**TASK STATEMENT:**
The entries below are to be transcribed in full, without their images.
===============
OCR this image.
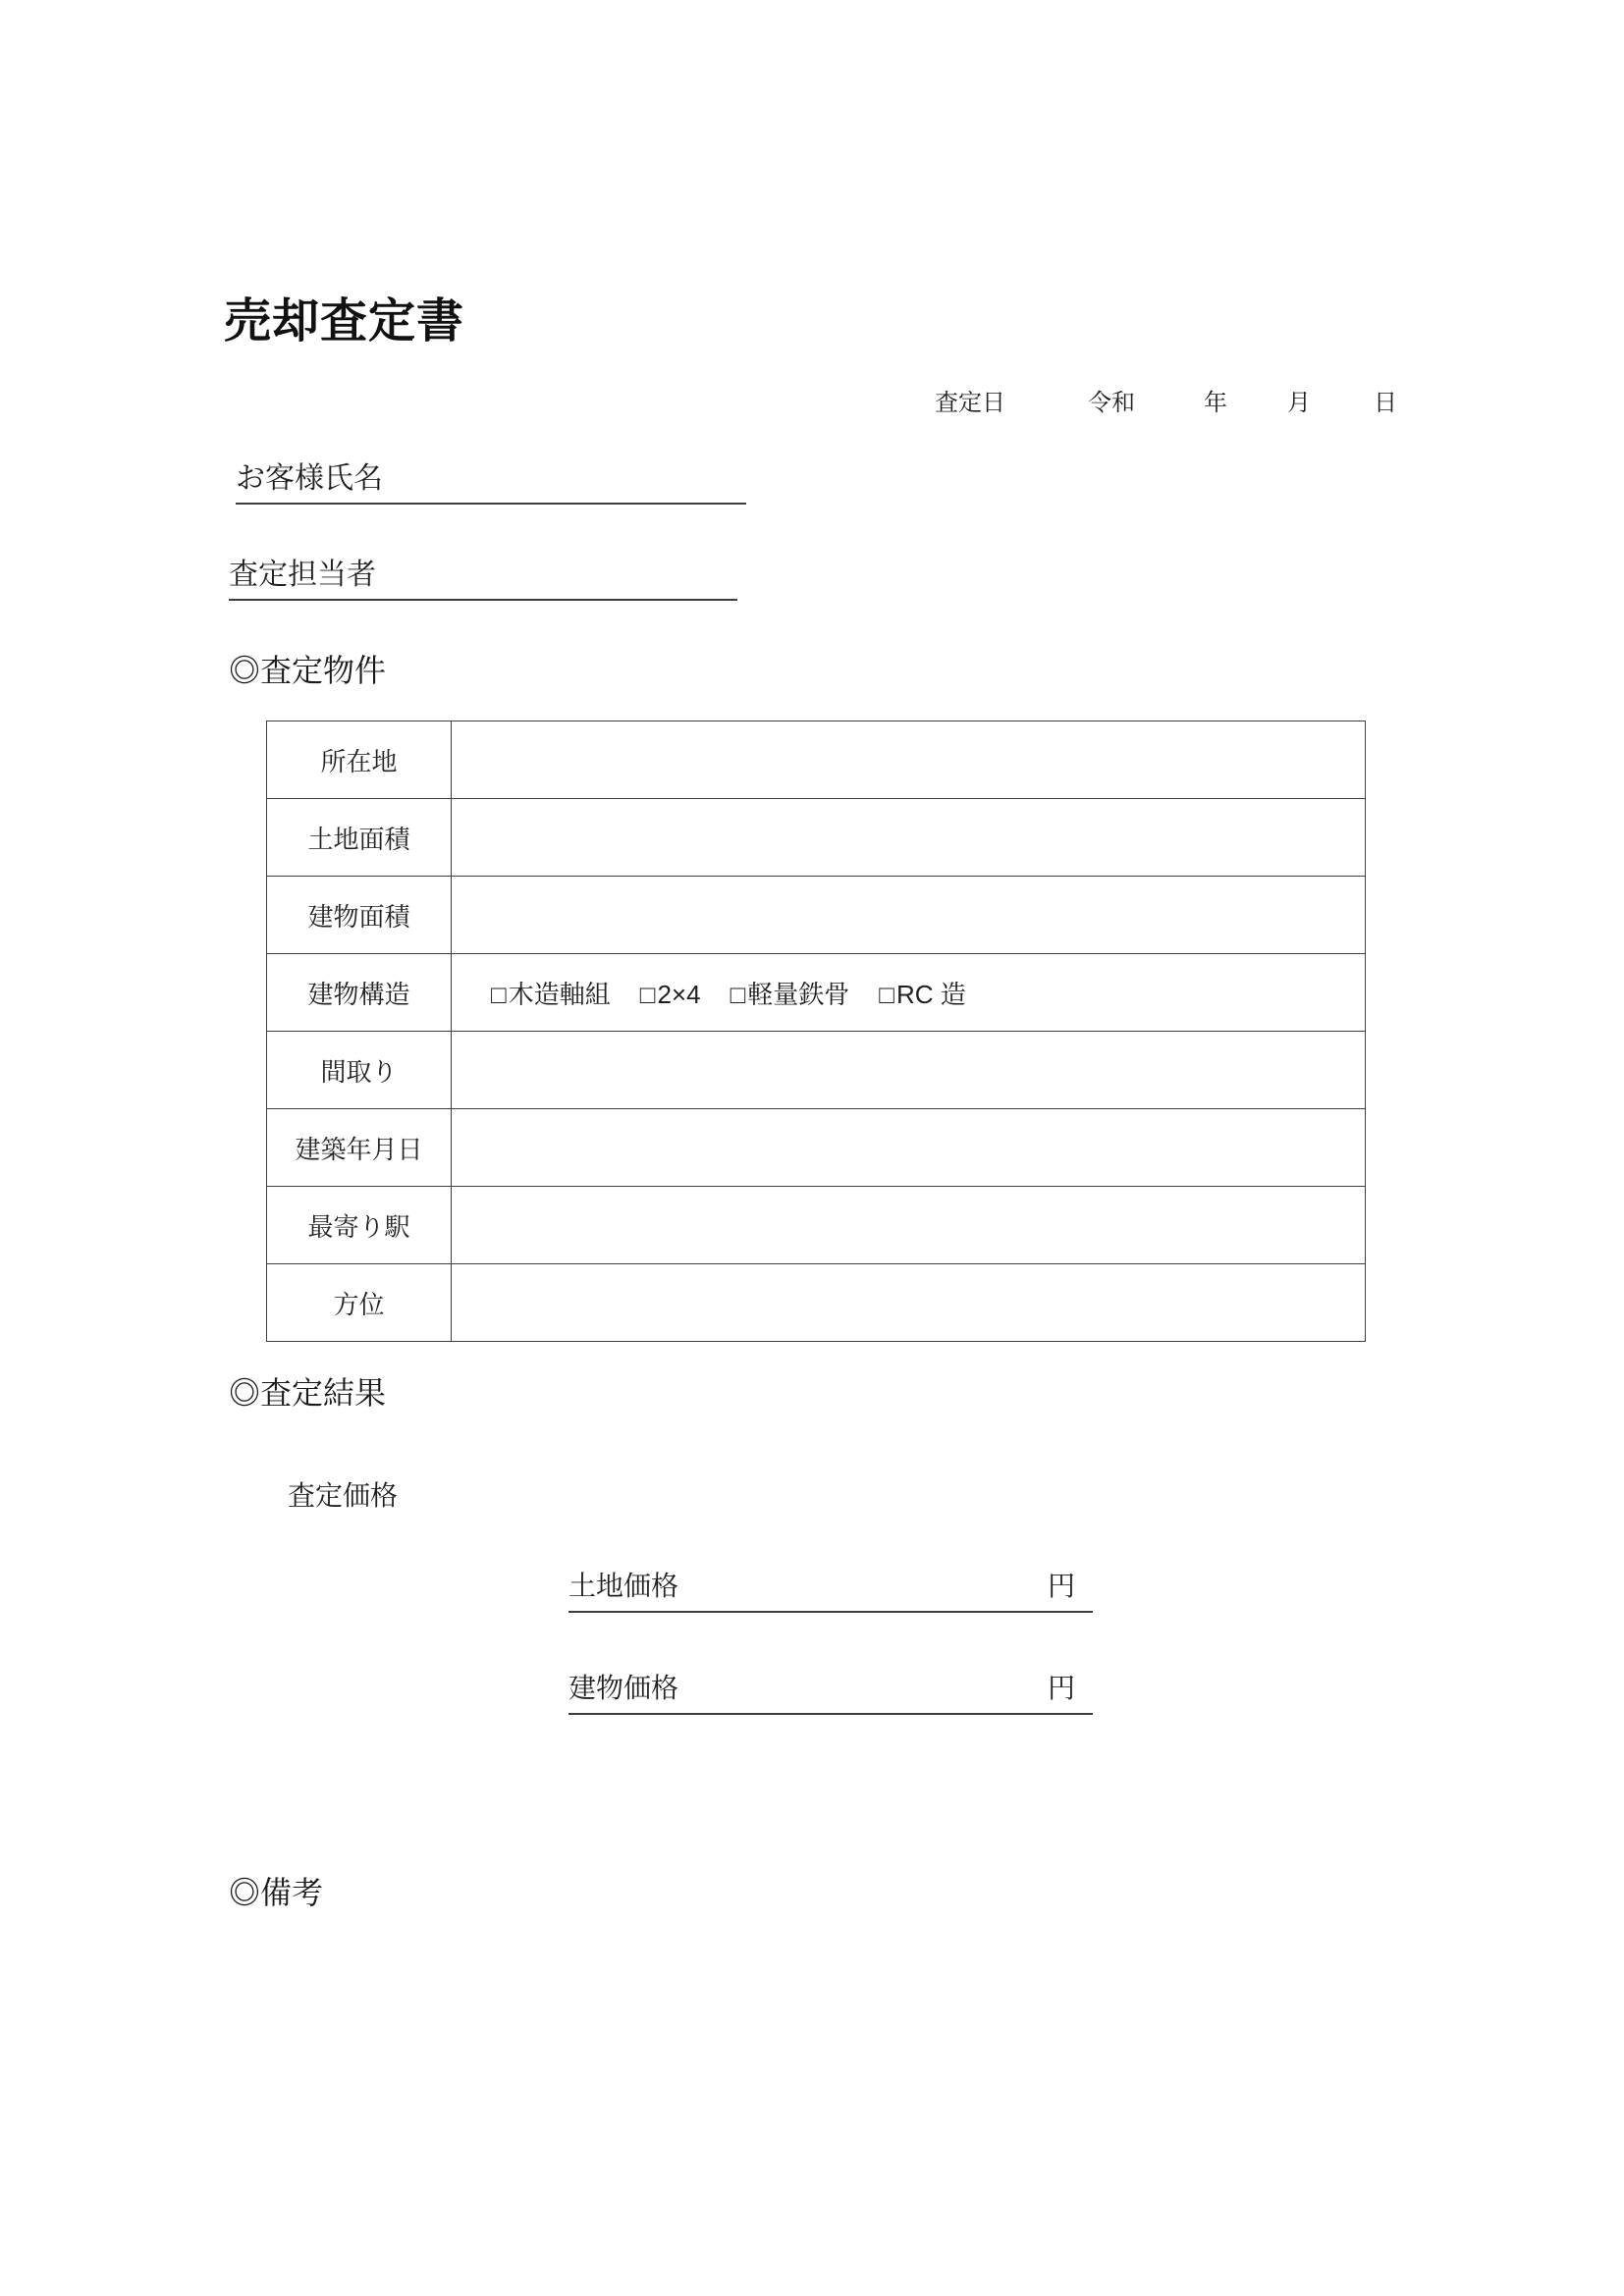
売却査定書
査定日	令和	年	月	日
お客様氏名
査定担当者
◎査定物件
所在地	
土地面積	
建物面積	
建物構造	□ 木造軸組 □ 2×4 □ 軽量鉄骨 □ RC 造

間取り	
建築年月日	
最寄り駅	
方位	
◎査定結果
査定価格
土地価格	円
建物価格	円
◎備考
===============
**ANSWER TO THIS EXERCISE:**
OCR this image.
売却査定書
査定日	令和	年	月	日
お客様氏名
査定担当者
◎査定物件
所在地	
土地面積	
建物面積	
建物構造	□ 木造軸組 □ 2×4 □ 軽量鉄骨 □ RC 造

間取り	
建築年月日	
最寄り駅	
方位	
◎査定結果
査定価格
土地価格	円
建物価格	円
◎備考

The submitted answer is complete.